> _WHAT YOU HAVE TO DO_
Find each line with the word "object" and copy it.

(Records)
=======

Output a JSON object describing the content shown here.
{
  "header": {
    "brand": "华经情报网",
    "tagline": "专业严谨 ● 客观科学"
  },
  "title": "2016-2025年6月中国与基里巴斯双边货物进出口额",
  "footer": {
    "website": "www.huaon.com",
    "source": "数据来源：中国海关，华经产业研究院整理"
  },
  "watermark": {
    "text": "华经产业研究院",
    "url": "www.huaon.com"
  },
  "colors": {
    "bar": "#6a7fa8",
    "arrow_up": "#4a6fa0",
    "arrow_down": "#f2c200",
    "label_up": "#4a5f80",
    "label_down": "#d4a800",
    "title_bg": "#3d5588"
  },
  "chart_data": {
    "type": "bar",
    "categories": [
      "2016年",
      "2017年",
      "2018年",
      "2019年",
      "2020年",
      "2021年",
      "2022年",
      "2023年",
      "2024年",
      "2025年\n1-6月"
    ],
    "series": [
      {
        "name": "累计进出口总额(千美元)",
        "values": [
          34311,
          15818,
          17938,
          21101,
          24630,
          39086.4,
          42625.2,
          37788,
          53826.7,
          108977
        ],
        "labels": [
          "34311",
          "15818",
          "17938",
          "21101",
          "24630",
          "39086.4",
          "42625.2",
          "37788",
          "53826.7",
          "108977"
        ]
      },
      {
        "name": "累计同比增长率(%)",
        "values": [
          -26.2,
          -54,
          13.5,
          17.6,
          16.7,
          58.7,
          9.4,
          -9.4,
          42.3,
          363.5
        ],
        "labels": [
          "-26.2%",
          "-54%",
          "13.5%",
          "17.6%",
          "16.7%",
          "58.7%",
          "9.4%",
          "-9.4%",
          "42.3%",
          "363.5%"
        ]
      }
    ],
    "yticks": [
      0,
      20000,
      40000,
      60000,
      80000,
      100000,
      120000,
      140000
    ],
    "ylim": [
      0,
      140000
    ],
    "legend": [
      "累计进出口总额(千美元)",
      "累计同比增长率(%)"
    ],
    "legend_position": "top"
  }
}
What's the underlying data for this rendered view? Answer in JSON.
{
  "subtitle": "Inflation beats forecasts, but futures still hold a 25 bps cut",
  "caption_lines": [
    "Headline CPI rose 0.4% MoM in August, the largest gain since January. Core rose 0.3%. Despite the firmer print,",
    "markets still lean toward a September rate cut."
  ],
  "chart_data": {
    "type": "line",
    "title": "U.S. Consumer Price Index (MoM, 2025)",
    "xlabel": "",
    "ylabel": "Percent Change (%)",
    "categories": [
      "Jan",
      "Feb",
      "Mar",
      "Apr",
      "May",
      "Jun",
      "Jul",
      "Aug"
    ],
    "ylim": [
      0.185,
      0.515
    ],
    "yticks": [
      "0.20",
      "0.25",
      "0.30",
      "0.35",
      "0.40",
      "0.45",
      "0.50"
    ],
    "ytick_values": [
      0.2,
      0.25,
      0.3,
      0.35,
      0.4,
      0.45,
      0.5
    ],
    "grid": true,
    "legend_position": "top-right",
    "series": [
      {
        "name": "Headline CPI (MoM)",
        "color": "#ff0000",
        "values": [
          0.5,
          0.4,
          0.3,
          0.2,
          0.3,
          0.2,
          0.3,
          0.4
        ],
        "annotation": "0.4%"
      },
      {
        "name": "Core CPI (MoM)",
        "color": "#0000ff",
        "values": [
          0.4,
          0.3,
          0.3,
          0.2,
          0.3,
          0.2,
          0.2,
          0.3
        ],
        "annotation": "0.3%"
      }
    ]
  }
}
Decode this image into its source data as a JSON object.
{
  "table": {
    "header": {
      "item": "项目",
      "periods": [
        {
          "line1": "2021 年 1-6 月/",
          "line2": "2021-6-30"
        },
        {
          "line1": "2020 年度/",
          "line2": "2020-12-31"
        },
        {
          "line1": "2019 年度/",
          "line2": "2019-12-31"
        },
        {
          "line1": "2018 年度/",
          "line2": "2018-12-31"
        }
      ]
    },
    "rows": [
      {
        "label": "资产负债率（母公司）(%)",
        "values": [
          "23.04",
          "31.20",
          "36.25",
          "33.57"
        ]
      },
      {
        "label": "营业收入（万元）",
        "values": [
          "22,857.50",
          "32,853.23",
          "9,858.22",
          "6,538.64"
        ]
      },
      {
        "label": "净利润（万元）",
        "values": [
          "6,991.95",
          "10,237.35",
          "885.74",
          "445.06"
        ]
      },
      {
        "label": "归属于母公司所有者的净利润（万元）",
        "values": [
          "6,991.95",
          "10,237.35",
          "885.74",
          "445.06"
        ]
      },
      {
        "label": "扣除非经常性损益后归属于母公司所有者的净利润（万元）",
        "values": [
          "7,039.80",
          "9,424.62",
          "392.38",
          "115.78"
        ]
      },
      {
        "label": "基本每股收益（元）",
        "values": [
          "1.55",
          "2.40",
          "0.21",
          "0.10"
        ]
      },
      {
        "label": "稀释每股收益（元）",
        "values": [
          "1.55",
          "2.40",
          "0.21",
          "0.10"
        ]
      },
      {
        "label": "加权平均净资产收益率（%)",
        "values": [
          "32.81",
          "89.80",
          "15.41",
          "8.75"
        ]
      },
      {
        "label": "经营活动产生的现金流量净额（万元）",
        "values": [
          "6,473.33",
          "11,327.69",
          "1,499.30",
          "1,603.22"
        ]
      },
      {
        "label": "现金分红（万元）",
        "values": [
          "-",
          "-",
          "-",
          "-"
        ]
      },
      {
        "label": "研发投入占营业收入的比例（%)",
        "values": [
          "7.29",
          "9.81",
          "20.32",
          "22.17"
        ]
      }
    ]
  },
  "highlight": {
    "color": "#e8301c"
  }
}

=======

> _FINAL RESULT_
Output a JSON object describing the content shown here.
Decode this image into its source data as a JSON object.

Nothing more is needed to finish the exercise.